→ What is needed
Can you give all the records again without altering a single character?

→ Data to process
<<<<

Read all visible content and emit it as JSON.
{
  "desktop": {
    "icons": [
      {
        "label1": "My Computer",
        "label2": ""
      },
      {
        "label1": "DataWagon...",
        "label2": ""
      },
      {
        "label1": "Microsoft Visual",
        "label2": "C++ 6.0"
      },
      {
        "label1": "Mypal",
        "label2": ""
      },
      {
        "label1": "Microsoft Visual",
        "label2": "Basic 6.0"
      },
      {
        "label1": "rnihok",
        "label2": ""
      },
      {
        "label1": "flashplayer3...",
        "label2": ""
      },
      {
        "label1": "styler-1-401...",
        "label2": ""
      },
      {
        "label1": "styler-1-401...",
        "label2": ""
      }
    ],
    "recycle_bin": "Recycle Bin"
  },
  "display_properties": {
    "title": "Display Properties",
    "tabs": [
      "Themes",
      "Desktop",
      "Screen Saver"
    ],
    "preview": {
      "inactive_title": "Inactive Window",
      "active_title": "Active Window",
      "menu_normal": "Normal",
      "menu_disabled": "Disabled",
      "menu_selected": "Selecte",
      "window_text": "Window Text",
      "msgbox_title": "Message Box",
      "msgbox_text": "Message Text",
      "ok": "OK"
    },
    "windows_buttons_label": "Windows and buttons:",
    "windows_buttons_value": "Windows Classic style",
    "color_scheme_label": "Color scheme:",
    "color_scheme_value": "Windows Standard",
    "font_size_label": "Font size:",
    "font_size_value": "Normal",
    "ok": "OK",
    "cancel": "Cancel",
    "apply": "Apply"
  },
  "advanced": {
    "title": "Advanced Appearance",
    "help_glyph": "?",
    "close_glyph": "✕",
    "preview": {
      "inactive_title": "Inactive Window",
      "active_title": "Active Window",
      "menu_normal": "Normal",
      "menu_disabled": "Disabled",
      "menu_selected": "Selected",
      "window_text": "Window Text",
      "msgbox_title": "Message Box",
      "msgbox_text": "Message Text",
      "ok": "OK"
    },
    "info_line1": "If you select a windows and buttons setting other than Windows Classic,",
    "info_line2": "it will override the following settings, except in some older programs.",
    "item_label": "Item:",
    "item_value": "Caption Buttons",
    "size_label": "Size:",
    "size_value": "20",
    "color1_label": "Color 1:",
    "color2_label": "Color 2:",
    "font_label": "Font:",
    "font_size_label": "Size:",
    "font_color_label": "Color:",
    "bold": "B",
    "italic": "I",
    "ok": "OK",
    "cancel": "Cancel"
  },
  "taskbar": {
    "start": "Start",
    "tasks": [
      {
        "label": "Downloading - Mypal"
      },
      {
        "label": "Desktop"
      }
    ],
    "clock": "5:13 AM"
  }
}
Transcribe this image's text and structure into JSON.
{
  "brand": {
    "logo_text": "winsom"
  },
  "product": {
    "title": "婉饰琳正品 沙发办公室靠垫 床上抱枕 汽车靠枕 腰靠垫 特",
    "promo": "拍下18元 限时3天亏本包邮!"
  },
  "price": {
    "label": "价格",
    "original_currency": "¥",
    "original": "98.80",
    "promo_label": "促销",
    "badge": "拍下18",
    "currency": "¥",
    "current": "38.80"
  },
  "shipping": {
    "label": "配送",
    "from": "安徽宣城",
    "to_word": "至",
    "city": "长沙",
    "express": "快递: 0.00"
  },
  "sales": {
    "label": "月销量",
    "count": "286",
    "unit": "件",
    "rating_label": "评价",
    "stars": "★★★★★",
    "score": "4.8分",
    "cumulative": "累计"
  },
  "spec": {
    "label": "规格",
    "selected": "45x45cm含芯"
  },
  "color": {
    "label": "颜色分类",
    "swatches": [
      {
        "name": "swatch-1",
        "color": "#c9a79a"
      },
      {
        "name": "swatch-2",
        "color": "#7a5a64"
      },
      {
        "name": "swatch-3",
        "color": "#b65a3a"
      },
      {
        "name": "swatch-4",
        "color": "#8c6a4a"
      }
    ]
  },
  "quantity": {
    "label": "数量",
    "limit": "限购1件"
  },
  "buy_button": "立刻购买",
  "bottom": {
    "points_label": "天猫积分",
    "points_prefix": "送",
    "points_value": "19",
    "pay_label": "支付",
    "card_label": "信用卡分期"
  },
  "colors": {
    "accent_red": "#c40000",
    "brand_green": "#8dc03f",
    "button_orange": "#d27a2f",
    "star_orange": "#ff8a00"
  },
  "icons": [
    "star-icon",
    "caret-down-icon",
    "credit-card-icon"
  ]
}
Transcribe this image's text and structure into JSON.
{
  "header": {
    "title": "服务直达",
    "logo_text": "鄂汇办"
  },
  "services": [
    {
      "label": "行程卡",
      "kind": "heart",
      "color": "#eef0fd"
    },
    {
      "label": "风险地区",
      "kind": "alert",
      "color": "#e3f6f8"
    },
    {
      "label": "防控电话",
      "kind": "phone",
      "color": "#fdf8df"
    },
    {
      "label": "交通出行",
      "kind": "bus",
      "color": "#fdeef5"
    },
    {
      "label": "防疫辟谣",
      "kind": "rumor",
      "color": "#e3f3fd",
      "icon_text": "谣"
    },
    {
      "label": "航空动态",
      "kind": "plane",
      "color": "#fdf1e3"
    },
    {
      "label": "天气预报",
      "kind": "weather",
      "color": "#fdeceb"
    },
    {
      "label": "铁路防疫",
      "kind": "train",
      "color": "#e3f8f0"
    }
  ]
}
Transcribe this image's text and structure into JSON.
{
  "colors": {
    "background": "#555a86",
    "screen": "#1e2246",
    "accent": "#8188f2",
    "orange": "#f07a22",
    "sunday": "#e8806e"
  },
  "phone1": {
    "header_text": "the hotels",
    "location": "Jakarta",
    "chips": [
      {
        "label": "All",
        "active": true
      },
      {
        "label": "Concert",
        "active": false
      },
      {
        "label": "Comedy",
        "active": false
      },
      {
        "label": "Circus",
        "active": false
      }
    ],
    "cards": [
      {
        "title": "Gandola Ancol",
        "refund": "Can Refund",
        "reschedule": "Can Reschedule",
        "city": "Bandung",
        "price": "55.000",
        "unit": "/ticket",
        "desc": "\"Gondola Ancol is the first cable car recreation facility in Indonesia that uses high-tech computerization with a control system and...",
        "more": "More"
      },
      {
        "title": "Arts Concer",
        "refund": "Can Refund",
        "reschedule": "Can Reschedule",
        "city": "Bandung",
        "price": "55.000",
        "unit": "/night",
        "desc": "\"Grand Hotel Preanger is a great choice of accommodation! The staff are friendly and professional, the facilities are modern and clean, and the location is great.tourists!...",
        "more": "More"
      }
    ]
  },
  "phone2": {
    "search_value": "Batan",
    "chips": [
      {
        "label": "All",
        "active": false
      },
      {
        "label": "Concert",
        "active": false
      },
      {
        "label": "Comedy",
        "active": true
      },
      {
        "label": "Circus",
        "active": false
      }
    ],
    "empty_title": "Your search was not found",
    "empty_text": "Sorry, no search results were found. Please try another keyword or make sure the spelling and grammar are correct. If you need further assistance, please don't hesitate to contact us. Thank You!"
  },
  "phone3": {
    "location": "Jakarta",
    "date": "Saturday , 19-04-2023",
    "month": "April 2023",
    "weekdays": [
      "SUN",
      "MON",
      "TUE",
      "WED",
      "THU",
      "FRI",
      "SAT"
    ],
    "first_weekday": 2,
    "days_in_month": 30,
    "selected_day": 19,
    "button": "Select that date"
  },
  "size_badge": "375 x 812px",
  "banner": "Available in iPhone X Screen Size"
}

>>>>

→ Answer below
Read all visible content and emit it as JSON.
{
  "desktop": {
    "icons": [
      {
        "label1": "My Computer",
        "label2": ""
      },
      {
        "label1": "DataWagon...",
        "label2": ""
      },
      {
        "label1": "Microsoft Visual",
        "label2": "C++ 6.0"
      },
      {
        "label1": "Mypal",
        "label2": ""
      },
      {
        "label1": "Microsoft Visual",
        "label2": "Basic 6.0"
      },
      {
        "label1": "rnihok",
        "label2": ""
      },
      {
        "label1": "flashplayer3...",
        "label2": ""
      },
      {
        "label1": "styler-1-401...",
        "label2": ""
      },
      {
        "label1": "styler-1-401...",
        "label2": ""
      }
    ],
    "recycle_bin": "Recycle Bin"
  },
  "display_properties": {
    "title": "Display Properties",
    "tabs": [
      "Themes",
      "Desktop",
      "Screen Saver"
    ],
    "preview": {
      "inactive_title": "Inactive Window",
      "active_title": "Active Window",
      "menu_normal": "Normal",
      "menu_disabled": "Disabled",
      "menu_selected": "Selecte",
      "window_text": "Window Text",
      "msgbox_title": "Message Box",
      "msgbox_text": "Message Text",
      "ok": "OK"
    },
    "windows_buttons_label": "Windows and buttons:",
    "windows_buttons_value": "Windows Classic style",
    "color_scheme_label": "Color scheme:",
    "color_scheme_value": "Windows Standard",
    "font_size_label": "Font size:",
    "font_size_value": "Normal",
    "ok": "OK",
    "cancel": "Cancel",
    "apply": "Apply"
  },
  "advanced": {
    "title": "Advanced Appearance",
    "help_glyph": "?",
    "close_glyph": "✕",
    "preview": {
      "inactive_title": "Inactive Window",
      "active_title": "Active Window",
      "menu_normal": "Normal",
      "menu_disabled": "Disabled",
      "menu_selected": "Selected",
      "window_text": "Window Text",
      "msgbox_title": "Message Box",
      "msgbox_text": "Message Text",
      "ok": "OK"
    },
    "info_line1": "If you select a windows and buttons setting other than Windows Classic,",
    "info_line2": "it will override the following settings, except in some older programs.",
    "item_label": "Item:",
    "item_value": "Caption Buttons",
    "size_label": "Size:",
    "size_value": "20",
    "color1_label": "Color 1:",
    "color2_label": "Color 2:",
    "font_label": "Font:",
    "font_size_label": "Size:",
    "font_color_label": "Color:",
    "bold": "B",
    "italic": "I",
    "ok": "OK",
    "cancel": "Cancel"
  },
  "taskbar": {
    "start": "Start",
    "tasks": [
      {
        "label": "Downloading - Mypal"
      },
      {
        "label": "Desktop"
      }
    ],
    "clock": "5:13 AM"
  }
}
Transcribe this image's text and structure into JSON.
{
  "brand": {
    "logo_text": "winsom"
  },
  "product": {
    "title": "婉饰琳正品 沙发办公室靠垫 床上抱枕 汽车靠枕 腰靠垫 特",
    "promo": "拍下18元 限时3天亏本包邮!"
  },
  "price": {
    "label": "价格",
    "original_currency": "¥",
    "original": "98.80",
    "promo_label": "促销",
    "badge": "拍下18",
    "currency": "¥",
    "current": "38.80"
  },
  "shipping": {
    "label": "配送",
    "from": "安徽宣城",
    "to_word": "至",
    "city": "长沙",
    "express": "快递: 0.00"
  },
  "sales": {
    "label": "月销量",
    "count": "286",
    "unit": "件",
    "rating_label": "评价",
    "stars": "★★★★★",
    "score": "4.8分",
    "cumulative": "累计"
  },
  "spec": {
    "label": "规格",
    "selected": "45x45cm含芯"
  },
  "color": {
    "label": "颜色分类",
    "swatches": [
      {
        "name": "swatch-1",
        "color": "#c9a79a"
      },
      {
        "name": "swatch-2",
        "color": "#7a5a64"
      },
      {
        "name": "swatch-3",
        "color": "#b65a3a"
      },
      {
        "name": "swatch-4",
        "color": "#8c6a4a"
      }
    ]
  },
  "quantity": {
    "label": "数量",
    "limit": "限购1件"
  },
  "buy_button": "立刻购买",
  "bottom": {
    "points_label": "天猫积分",
    "points_prefix": "送",
    "points_value": "19",
    "pay_label": "支付",
    "card_label": "信用卡分期"
  },
  "colors": {
    "accent_red": "#c40000",
    "brand_green": "#8dc03f",
    "button_orange": "#d27a2f",
    "star_orange": "#ff8a00"
  },
  "icons": [
    "star-icon",
    "caret-down-icon",
    "credit-card-icon"
  ]
}
Transcribe this image's text and structure into JSON.
{
  "header": {
    "title": "服务直达",
    "logo_text": "鄂汇办"
  },
  "services": [
    {
      "label": "行程卡",
      "kind": "heart",
      "color": "#eef0fd"
    },
    {
      "label": "风险地区",
      "kind": "alert",
      "color": "#e3f6f8"
    },
    {
      "label": "防控电话",
      "kind": "phone",
      "color": "#fdf8df"
    },
    {
      "label": "交通出行",
      "kind": "bus",
      "color": "#fdeef5"
    },
    {
      "label": "防疫辟谣",
      "kind": "rumor",
      "color": "#e3f3fd",
      "icon_text": "谣"
    },
    {
      "label": "航空动态",
      "kind": "plane",
      "color": "#fdf1e3"
    },
    {
      "label": "天气预报",
      "kind": "weather",
      "color": "#fdeceb"
    },
    {
      "label": "铁路防疫",
      "kind": "train",
      "color": "#e3f8f0"
    }
  ]
}
Transcribe this image's text and structure into JSON.
{
  "colors": {
    "background": "#555a86",
    "screen": "#1e2246",
    "accent": "#8188f2",
    "orange": "#f07a22",
    "sunday": "#e8806e"
  },
  "phone1": {
    "header_text": "the hotels",
    "location": "Jakarta",
    "chips": [
      {
        "label": "All",
        "active": true
      },
      {
        "label": "Concert",
        "active": false
      },
      {
        "label": "Comedy",
        "active": false
      },
      {
        "label": "Circus",
        "active": false
      }
    ],
    "cards": [
      {
        "title": "Gandola Ancol",
        "refund": "Can Refund",
        "reschedule": "Can Reschedule",
        "city": "Bandung",
        "price": "55.000",
        "unit": "/ticket",
        "desc": "\"Gondola Ancol is the first cable car recreation facility in Indonesia that uses high-tech computerization with a control system and...",
        "more": "More"
      },
      {
        "title": "Arts Concer",
        "refund": "Can Refund",
        "reschedule": "Can Reschedule",
        "city": "Bandung",
        "price": "55.000",
        "unit": "/night",
        "desc": "\"Grand Hotel Preanger is a great choice of accommodation! The staff are friendly and professional, the facilities are modern and clean, and the location is great.tourists!...",
        "more": "More"
      }
    ]
  },
  "phone2": {
    "search_value": "Batan",
    "chips": [
      {
        "label": "All",
        "active": false
      },
      {
        "label": "Concert",
        "active": false
      },
      {
        "label": "Comedy",
        "active": true
      },
      {
        "label": "Circus",
        "active": false
      }
    ],
    "empty_title": "Your search was not found",
    "empty_text": "Sorry, no search results were found. Please try another keyword or make sure the spelling and grammar are correct. If you need further assistance, please don't hesitate to contact us. Thank You!"
  },
  "phone3": {
    "location": "Jakarta",
    "date": "Saturday , 19-04-2023",
    "month": "April 2023",
    "weekdays": [
      "SUN",
      "MON",
      "TUE",
      "WED",
      "THU",
      "FRI",
      "SAT"
    ],
    "first_weekday": 2,
    "days_in_month": 30,
    "selected_day": 19,
    "button": "Select that date"
  },
  "size_badge": "375 x 812px",
  "banner": "Available in iPhone X Screen Size"
}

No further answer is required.